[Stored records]

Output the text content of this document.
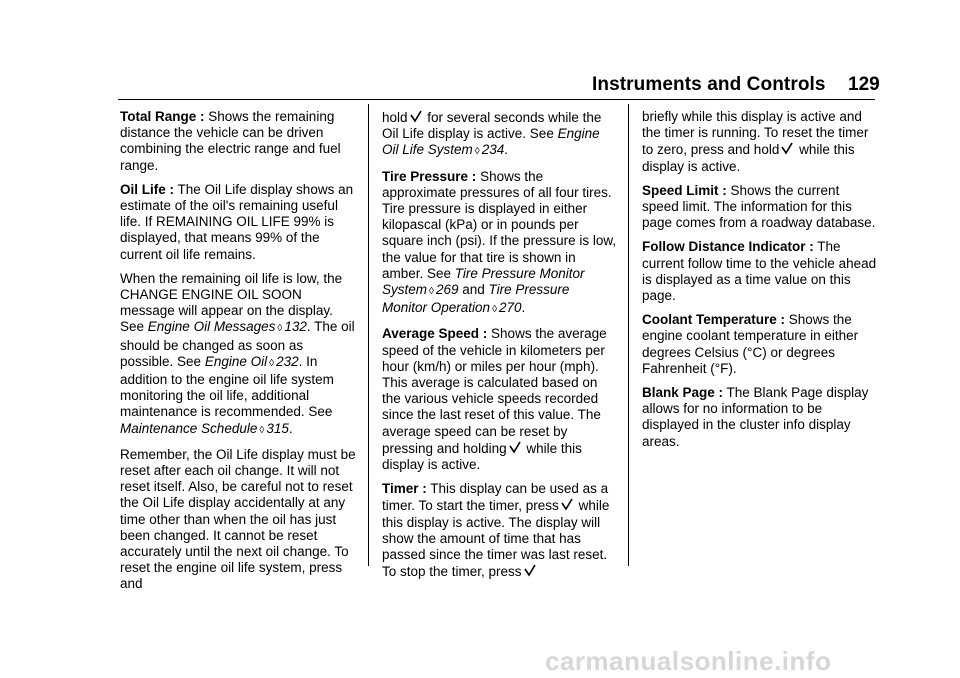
Instruments and Controls 129

Total Range : Shows the remaining distance the vehicle can be driven combining the electric range and fuel range.

Oil Life : The Oil Life display shows an estimate of the oil's remaining useful life. If REMAINING OIL LIFE 99% is displayed, that means 99% of the current oil life remains.

When the remaining oil life is low, the CHANGE ENGINE OIL SOON message will appear on the display. See Engine Oil Messages ◊ 132. The oil should be changed as soon as possible. See Engine Oil ◊ 232. In addition to the engine oil life system monitoring the oil life, additional maintenance is recommended. See Maintenance Schedule ◊ 315.

Remember, the Oil Life display must be reset after each oil change. It will not reset itself. Also, be careful not to reset the Oil Life display accidentally at any time other than when the oil has just been changed. It cannot be reset accurately until the next oil change. To reset the engine oil life system, press and

hold
for several seconds while the Oil Life display is active. See Engine Oil Life System ◊ 234.

Tire Pressure : Shows the approximate pressures of all four tires. Tire pressure is displayed in either kilopascal (kPa) or in pounds per square inch (psi). If the pressure is low, the value for that tire is shown in amber. See Tire Pressure Monitor System ◊ 269 and Tire Pressure Monitor Operation ◊ 270.

Average Speed : Shows the average speed of the vehicle in kilometers per hour (km/h) or miles per hour (mph). This average is calculated based on the various vehicle speeds recorded since the last reset of this value. The average speed can be reset by pressing and holding
while this display is active.

Timer : This display can be used as a timer. To start the timer, press
while this display is active. The display will show the amount of time that has passed since the timer was last reset. To stop the timer, press

briefly while this display is active and the timer is running. To reset the timer to zero, press and hold
while this display is active.

Speed Limit : Shows the current speed limit. The information for this page comes from a roadway database.

Follow Distance Indicator : The current follow time to the vehicle ahead is displayed as a time value on this page.

Coolant Temperature : Shows the engine coolant temperature in either degrees Celsius (°C) or degrees Fahrenheit (°F).

Blank Page : The Blank Page display allows for no information to be displayed in the cluster info display areas.

carmanualsonline.info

--- Written request ---
Drop the images and repeat the data exactly.

--- Answer below ---
Output the text content of this document.
Instruments and Controls 129

Total Range : Shows the remaining distance the vehicle can be driven combining the electric range and fuel range.

Oil Life : The Oil Life display shows an estimate of the oil's remaining useful life. If REMAINING OIL LIFE 99% is displayed, that means 99% of the current oil life remains.

When the remaining oil life is low, the CHANGE ENGINE OIL SOON message will appear on the display. See Engine Oil Messages ◊ 132. The oil should be changed as soon as possible. See Engine Oil ◊ 232. In addition to the engine oil life system monitoring the oil life, additional maintenance is recommended. See Maintenance Schedule ◊ 315.

Remember, the Oil Life display must be reset after each oil change. It will not reset itself. Also, be careful not to reset the Oil Life display accidentally at any time other than when the oil has just been changed. It cannot be reset accurately until the next oil change. To reset the engine oil life system, press and

hold
for several seconds while the Oil Life display is active. See Engine Oil Life System ◊ 234.

Tire Pressure : Shows the approximate pressures of all four tires. Tire pressure is displayed in either kilopascal (kPa) or in pounds per square inch (psi). If the pressure is low, the value for that tire is shown in amber. See Tire Pressure Monitor System ◊ 269 and Tire Pressure Monitor Operation ◊ 270.

Average Speed : Shows the average speed of the vehicle in kilometers per hour (km/h) or miles per hour (mph). This average is calculated based on the various vehicle speeds recorded since the last reset of this value. The average speed can be reset by pressing and holding
while this display is active.

Timer : This display can be used as a timer. To start the timer, press
while this display is active. The display will show the amount of time that has passed since the timer was last reset. To stop the timer, press

briefly while this display is active and the timer is running. To reset the timer to zero, press and hold
while this display is active.

Speed Limit : Shows the current speed limit. The information for this page comes from a roadway database.

Follow Distance Indicator : The current follow time to the vehicle ahead is displayed as a time value on this page.

Coolant Temperature : Shows the engine coolant temperature in either degrees Celsius (°C) or degrees Fahrenheit (°F).

Blank Page : The Blank Page display allows for no information to be displayed in the cluster info display areas.

carmanualsonline.info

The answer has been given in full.